** start of Input material **
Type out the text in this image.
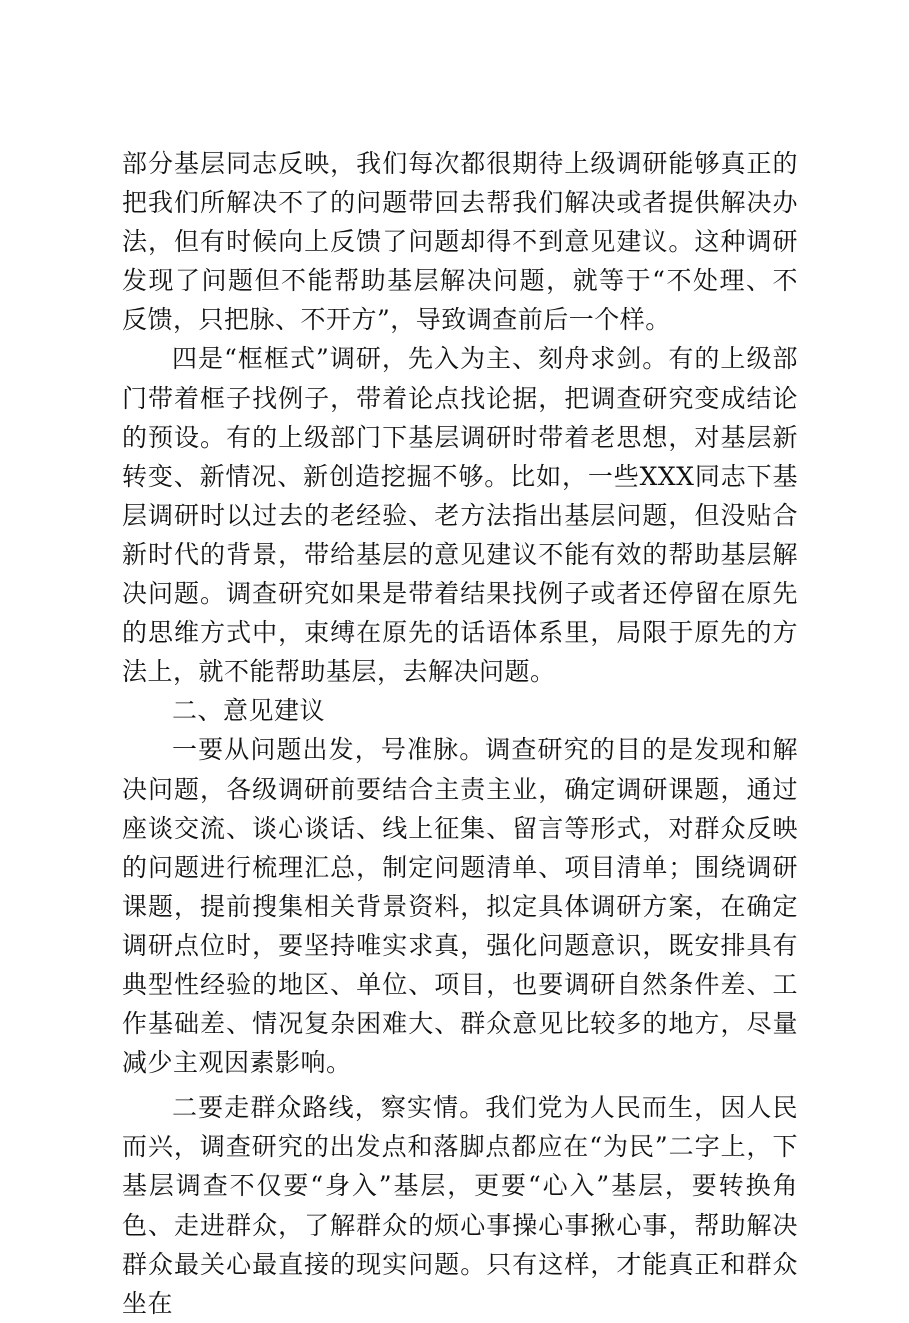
部分基层同志反映，我们每次都很期待上级调研能够真正的把我们所解决不了的问题带回去帮我们解决或者提供解决办法，但有时候向上反馈了问题却得不到意见建议。这种调研发现了问题但不能帮助基层解决问题，就等于“不处理、不反馈，只把脉、不开方”，导致调查前后一个样。

四是“框框式”调研，先入为主、刻舟求剑。有的上级部门带着框子找例子，带着论点找论据，把调查研究变成结论的预设。有的上级部门下基层调研时带着老思想，对基层新转变、新情况、新创造挖掘不够。比如，一些XXX同志下基层调研时以过去的老经验、老方法指出基层问题，但没贴合新时代的背景，带给基层的意见建议不能有效的帮助基层解决问题。调查研究如果是带着结果找例子或者还停留在原先的思维方式中，束缚在原先的话语体系里，局限于原先的方法上，就不能帮助基层，去解决问题。

二、意见建议

一要从问题出发，号准脉。调查研究的目的是发现和解决问题，各级调研前要结合主责主业，确定调研课题，通过座谈交流、谈心谈话、线上征集、留言等形式，对群众反映的问题进行梳理汇总，制定问题清单、项目清单；围绕调研课题，提前搜集相关背景资料，拟定具体调研方案，在确定调研点位时，要坚持唯实求真，强化问题意识，既安排具有典型性经验的地区、单位、项目，也要调研自然条件差、工作基础差、情况复杂困难大、群众意见比较多的地方，尽量减少主观因素影响。

二要走群众路线，察实情。我们党为人民而生，因人民而兴，调查研究的出发点和落脚点都应在“为民”二字上，下基层调查不仅要“身入”基层，更要“心入”基层，要转换角色、走进群众，了解群众的烦心事操心事揪心事，帮助解决群众最关心最直接的现实问题。只有这样，才能真正和群众坐在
** end of Input material **
- **Problem details**
Transcribe the material as is, with images omitted.

- **Response for this exercise**
Type out the text in this image.
部分基层同志反映，我们每次都很期待上级调研能够真正的把我们所解决不了的问题带回去帮我们解决或者提供解决办法，但有时候向上反馈了问题却得不到意见建议。这种调研发现了问题但不能帮助基层解决问题，就等于“不处理、不反馈，只把脉、不开方”，导致调查前后一个样。

四是“框框式”调研，先入为主、刻舟求剑。有的上级部门带着框子找例子，带着论点找论据，把调查研究变成结论的预设。有的上级部门下基层调研时带着老思想，对基层新转变、新情况、新创造挖掘不够。比如，一些XXX同志下基层调研时以过去的老经验、老方法指出基层问题，但没贴合新时代的背景，带给基层的意见建议不能有效的帮助基层解决问题。调查研究如果是带着结果找例子或者还停留在原先的思维方式中，束缚在原先的话语体系里，局限于原先的方法上，就不能帮助基层，去解决问题。

二、意见建议

一要从问题出发，号准脉。调查研究的目的是发现和解决问题，各级调研前要结合主责主业，确定调研课题，通过座谈交流、谈心谈话、线上征集、留言等形式，对群众反映的问题进行梳理汇总，制定问题清单、项目清单；围绕调研课题，提前搜集相关背景资料，拟定具体调研方案，在确定调研点位时，要坚持唯实求真，强化问题意识，既安排具有典型性经验的地区、单位、项目，也要调研自然条件差、工作基础差、情况复杂困难大、群众意见比较多的地方，尽量减少主观因素影响。

二要走群众路线，察实情。我们党为人民而生，因人民而兴，调查研究的出发点和落脚点都应在“为民”二字上，下基层调查不仅要“身入”基层，更要“心入”基层，要转换角色、走进群众，了解群众的烦心事操心事揪心事，帮助解决群众最关心最直接的现实问题。只有这样，才能真正和群众坐在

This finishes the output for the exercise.